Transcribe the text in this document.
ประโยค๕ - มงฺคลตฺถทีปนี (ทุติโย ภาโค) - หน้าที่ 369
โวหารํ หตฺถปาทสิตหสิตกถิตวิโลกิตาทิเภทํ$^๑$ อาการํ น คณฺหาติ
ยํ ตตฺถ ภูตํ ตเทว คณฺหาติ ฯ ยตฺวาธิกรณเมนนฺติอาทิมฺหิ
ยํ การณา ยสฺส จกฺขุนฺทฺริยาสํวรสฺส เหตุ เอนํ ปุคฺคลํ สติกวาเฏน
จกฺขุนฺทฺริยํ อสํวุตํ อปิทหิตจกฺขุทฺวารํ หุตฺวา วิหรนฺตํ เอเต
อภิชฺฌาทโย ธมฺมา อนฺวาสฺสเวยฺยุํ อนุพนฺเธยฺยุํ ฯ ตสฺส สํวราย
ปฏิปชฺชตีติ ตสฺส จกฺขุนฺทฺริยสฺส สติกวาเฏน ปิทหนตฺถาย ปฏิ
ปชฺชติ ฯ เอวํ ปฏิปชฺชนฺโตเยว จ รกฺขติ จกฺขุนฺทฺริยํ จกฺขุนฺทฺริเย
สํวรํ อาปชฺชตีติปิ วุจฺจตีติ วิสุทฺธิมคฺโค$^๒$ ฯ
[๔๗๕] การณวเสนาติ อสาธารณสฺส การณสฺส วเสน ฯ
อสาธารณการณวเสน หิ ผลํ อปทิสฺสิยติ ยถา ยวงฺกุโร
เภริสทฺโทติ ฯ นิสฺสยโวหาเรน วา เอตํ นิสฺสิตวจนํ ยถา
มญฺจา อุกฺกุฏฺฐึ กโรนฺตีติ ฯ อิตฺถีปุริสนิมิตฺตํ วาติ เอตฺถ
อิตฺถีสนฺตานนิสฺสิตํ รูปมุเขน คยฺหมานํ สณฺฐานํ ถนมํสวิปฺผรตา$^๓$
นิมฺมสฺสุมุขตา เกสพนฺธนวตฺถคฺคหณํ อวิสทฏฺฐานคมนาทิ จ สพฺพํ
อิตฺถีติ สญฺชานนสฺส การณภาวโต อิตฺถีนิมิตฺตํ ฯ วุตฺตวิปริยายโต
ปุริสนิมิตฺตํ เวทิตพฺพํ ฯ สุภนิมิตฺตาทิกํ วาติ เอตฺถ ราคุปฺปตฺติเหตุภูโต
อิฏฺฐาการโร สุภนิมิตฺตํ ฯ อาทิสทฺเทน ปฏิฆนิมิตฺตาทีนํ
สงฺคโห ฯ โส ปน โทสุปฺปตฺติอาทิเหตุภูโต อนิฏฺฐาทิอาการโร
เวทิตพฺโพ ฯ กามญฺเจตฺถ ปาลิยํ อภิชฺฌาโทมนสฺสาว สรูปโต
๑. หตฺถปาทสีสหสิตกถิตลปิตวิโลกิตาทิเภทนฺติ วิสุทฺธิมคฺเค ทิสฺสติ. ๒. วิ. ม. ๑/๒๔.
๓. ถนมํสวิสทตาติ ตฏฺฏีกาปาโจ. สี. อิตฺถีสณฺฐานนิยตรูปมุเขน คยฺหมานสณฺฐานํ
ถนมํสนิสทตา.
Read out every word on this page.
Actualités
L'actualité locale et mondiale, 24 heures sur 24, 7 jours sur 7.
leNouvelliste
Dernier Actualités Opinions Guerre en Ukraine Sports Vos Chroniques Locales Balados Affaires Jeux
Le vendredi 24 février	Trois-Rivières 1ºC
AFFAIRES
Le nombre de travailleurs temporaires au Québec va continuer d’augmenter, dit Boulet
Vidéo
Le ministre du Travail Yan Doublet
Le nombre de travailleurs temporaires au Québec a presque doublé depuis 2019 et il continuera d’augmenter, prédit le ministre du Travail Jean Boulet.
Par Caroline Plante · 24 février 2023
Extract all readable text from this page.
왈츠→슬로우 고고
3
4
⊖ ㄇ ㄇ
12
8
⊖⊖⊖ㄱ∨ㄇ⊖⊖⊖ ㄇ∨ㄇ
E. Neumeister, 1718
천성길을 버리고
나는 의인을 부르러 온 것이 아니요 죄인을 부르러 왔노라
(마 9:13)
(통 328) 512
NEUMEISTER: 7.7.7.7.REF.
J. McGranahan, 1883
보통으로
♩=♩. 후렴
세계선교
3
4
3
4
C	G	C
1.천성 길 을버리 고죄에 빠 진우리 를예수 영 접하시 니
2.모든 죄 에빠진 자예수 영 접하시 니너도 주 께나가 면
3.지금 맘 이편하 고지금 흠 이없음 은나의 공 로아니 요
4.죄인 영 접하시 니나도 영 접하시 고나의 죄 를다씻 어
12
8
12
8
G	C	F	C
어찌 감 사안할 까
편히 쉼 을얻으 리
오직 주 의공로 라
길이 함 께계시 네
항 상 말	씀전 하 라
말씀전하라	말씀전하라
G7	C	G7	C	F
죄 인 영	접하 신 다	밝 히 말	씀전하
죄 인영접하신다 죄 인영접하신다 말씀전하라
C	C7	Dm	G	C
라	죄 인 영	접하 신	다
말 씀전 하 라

***

Lines containing the string "page" should be counted; reply with their number and nothing more.

## OUTPUT OF THE TASK
2